### [Selected passage]
---*---
You call % in two places, one with 0 and the other with 1.
 
7:39 PM
j is the current index for the finding algorithm in (%)
oh I see
that's just a precedence error, which happened to work in the specific test case I wrote
 
Well j isn't needed at all you could do q(x:r)|x=0|1>0=1+q r.
 
it should have been j%(x:r)|x=j|1>0=(j+1)%r
 
Uh that's the same thing you wrote.
 
oops
I should go to bed ;)
 
Ah, well crucially your version wasn't wrong.
It always get's the correct result.
 
7:41 PM
hmm
 
I feel like I'm close to finding a short solution in python but I cant quite figure it
if there were a shorter way to write lambda x:f(x)or g(x) using filter would be much easier
 
use a list comprehension?
 
@WheatWizard I tried combining the last two cases there, but all I got was f%(x:r)|all($x)f=0|a<-0:[1|any($x)f]=last a+f%r, which is 47 bytes :(
 
instead of filter(...,lambda x:f(x)or g(x), write [x for x in...if f(x)or g(x)]
 
oooh that might actually work
 
7:44 PM
@user You can get 42 combining them, but I don't think you can beat 41. f%(x:r)|all($x)f=0|1>0=sum[1|any($x)f]+f%r
 
86 bytes, still painfully long though
 
and can be shorter as *.
---*---
Document layout analysis records
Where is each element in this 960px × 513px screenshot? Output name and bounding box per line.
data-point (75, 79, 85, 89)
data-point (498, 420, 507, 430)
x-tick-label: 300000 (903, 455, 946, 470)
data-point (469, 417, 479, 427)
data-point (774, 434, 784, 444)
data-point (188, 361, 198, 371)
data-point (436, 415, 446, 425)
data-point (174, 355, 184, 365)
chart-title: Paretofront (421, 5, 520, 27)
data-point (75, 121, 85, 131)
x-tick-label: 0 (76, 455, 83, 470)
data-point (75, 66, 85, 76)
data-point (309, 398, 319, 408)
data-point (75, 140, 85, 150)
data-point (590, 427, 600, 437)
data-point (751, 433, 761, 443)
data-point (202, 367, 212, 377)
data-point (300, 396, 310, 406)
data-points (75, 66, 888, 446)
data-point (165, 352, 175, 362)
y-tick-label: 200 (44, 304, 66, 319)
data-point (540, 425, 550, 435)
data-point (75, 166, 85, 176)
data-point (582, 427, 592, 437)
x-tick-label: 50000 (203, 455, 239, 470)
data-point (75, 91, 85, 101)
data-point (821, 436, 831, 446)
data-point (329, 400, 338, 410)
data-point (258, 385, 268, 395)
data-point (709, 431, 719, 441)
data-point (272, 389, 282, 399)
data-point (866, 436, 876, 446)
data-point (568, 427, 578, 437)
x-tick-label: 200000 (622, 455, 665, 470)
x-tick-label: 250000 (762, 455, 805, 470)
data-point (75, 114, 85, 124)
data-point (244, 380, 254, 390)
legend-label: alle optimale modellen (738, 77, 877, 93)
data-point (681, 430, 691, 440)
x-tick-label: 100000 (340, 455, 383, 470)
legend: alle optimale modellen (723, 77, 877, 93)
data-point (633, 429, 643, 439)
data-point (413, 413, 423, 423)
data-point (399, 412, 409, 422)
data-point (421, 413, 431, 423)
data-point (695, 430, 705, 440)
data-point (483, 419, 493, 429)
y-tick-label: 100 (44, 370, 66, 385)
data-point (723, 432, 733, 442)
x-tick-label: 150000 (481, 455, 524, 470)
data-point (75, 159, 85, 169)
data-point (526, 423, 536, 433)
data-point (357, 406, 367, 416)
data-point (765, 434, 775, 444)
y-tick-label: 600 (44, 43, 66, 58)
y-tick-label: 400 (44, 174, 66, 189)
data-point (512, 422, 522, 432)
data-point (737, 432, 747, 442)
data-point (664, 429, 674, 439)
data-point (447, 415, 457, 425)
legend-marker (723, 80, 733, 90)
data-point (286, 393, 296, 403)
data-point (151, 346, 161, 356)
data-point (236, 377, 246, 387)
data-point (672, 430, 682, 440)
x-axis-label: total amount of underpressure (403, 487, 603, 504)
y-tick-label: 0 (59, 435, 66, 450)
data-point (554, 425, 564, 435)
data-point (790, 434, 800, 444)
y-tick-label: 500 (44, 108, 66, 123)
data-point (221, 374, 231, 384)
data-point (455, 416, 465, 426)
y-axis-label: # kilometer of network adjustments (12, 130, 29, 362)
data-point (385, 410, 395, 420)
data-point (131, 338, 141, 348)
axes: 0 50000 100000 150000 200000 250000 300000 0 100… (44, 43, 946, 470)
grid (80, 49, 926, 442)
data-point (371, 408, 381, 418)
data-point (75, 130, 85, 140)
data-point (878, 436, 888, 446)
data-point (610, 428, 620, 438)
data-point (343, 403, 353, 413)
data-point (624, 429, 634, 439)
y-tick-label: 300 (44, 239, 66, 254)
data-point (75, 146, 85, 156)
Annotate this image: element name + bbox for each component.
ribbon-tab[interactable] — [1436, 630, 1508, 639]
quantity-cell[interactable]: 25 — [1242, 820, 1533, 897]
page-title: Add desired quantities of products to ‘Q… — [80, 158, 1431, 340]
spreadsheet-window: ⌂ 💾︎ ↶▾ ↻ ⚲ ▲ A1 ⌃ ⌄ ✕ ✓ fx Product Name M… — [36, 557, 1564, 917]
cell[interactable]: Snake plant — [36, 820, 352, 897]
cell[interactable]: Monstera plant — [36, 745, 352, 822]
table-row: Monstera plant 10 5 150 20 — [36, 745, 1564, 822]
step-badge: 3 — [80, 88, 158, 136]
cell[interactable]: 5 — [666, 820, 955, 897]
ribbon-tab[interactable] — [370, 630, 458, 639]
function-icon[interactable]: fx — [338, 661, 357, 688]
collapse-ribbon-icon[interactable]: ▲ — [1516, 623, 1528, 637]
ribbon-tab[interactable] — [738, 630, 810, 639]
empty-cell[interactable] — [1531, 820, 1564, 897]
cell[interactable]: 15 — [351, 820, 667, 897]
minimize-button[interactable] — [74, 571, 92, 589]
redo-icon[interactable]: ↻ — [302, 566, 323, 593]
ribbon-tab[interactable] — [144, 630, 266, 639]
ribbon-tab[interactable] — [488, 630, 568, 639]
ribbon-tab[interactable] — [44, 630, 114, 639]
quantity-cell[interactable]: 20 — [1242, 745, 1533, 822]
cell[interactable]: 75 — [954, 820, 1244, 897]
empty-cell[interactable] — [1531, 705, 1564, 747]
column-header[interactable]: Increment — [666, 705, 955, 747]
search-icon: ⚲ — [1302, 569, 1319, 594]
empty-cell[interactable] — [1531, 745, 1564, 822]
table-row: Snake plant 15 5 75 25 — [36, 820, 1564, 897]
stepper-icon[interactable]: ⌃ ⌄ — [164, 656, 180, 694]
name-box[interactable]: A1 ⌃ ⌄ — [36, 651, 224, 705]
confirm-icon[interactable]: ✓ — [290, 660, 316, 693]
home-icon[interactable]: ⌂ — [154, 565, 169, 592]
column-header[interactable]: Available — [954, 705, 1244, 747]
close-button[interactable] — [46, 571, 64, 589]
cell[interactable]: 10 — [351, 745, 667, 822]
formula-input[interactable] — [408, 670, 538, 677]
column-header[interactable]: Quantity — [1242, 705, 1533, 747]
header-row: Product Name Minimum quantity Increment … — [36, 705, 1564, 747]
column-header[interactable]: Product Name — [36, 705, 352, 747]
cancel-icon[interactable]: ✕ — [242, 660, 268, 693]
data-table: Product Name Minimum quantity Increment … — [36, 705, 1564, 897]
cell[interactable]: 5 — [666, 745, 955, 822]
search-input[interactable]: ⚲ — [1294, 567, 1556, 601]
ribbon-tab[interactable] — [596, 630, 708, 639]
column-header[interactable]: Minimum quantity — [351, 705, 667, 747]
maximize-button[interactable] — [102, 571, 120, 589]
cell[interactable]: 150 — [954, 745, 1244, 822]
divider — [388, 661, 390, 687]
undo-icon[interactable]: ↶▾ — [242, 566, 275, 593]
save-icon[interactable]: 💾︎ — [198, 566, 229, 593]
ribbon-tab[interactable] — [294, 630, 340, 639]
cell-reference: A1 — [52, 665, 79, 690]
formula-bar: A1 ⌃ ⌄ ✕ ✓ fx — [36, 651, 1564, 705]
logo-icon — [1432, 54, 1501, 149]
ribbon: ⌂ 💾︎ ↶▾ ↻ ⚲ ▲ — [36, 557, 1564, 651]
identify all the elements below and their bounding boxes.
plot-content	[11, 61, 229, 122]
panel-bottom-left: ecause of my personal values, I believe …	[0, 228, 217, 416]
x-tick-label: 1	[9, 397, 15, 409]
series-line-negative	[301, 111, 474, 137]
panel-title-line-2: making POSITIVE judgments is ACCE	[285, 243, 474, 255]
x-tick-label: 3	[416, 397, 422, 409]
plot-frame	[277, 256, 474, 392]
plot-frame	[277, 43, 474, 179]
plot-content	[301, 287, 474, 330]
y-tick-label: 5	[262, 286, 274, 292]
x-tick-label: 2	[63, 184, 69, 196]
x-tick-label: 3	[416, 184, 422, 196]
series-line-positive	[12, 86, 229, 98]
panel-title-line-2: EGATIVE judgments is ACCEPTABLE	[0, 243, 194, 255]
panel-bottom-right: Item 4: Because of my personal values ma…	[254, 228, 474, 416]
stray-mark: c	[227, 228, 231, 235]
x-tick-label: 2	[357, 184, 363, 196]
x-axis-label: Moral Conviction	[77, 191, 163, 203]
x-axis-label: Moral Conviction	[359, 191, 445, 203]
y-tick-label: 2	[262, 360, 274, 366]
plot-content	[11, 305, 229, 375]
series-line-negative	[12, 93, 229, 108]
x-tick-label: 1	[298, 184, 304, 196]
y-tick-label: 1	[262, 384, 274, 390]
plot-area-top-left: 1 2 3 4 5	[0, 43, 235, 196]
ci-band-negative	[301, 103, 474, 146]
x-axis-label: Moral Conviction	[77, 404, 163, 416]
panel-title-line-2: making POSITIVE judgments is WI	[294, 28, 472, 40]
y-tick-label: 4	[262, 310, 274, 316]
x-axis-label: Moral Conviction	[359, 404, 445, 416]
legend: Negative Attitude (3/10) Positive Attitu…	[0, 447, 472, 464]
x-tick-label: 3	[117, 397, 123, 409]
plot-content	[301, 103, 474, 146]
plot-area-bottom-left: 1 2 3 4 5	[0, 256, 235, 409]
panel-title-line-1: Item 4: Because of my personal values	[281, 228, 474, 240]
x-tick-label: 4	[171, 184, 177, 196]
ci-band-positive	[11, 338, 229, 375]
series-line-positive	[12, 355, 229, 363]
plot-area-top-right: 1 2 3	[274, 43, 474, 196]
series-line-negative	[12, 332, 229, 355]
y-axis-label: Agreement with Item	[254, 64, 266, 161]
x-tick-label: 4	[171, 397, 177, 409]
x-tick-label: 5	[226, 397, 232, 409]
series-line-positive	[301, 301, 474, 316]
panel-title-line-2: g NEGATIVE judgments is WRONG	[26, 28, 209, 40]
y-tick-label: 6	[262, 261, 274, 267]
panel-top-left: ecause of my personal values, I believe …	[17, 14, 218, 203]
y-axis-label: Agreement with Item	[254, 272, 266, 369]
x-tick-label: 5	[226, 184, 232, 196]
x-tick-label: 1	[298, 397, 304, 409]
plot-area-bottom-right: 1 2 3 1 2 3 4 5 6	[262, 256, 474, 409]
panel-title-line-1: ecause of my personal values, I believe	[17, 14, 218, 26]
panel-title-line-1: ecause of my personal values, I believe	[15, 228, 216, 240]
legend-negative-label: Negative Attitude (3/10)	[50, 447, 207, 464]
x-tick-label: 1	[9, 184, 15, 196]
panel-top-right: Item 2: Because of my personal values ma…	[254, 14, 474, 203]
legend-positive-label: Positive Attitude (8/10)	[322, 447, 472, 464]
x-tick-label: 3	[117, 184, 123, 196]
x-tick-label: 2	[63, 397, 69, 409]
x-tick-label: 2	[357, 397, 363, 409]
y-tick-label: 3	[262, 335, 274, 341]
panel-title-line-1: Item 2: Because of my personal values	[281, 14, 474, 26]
---*---
### [Work instruction 1]
In the programming chat, what byte count does someone report while calling it "still painfully long"?
### [Work instruction 2]
Resume the programming chat from its last line, adding a few more messages in the same style.
The records are separate material and have nothing to do with the programming chat.

### [Exercise answer 1]
86 bytes

### [Exercise answer 2]
 
i for i in a if f(x)or g(x) is shorter than filter((lambda x:f(x)or g(x)),a) but not by much
 
[*(...)] can just be [...]
 
And or can be shorter as +
 
7:48 PM
oh damn why do i still have that star in there
i for i in a if ... is still painfully unwieldy for having to use it twice
 
a very weird one: lambda a,f,g:sum(iter((f(i)*g(i)<1for i in a if f(i)+g(i)).__next__,0))
two-argument iter is such an oddly undergeneralised function for Python to have
 
What's the python record rn?
 
for this CMC?
 
Yeah.
 
7:58 PM
 
@WheatWizard that finds the first matching item, not its index
 
oh wow
 
I'm guessing you meant [o for... instead of [i for...
 
@pxeger Whoops replace i with o
 
you need extra parens around the f(i)or g(i) I think
 
8:00 PM
Oh yeah.
I sort of hate the walrus for python golfing.
 
60 (zero-indexed, unlike the previous ones)
 
I liked the elegance of not messing with state for lambdas. I felt like it brought a certain balance to things.
 
I enjoy Python golfing partly because of how janky it is
but without having quite so much jank to remember the mechanics of as JS has
 
Well let's be clear it was jank without the walrus. I mostly just feel that lambdas are too powerful with :=. And it's also a little bit annoying to have to know all the execution order info.
 
evaluation order is left to right with possibly as many as two exceptions
but, for example, Haskell golfing often produces relatively elegant code despite being golfed, but I like a good bit of raw jank in my golf
with Python, you get those "aha" moments of finding another oddly specific and utterly horrifying trick
 
8:05 PM
@pxeger This is very nice btw.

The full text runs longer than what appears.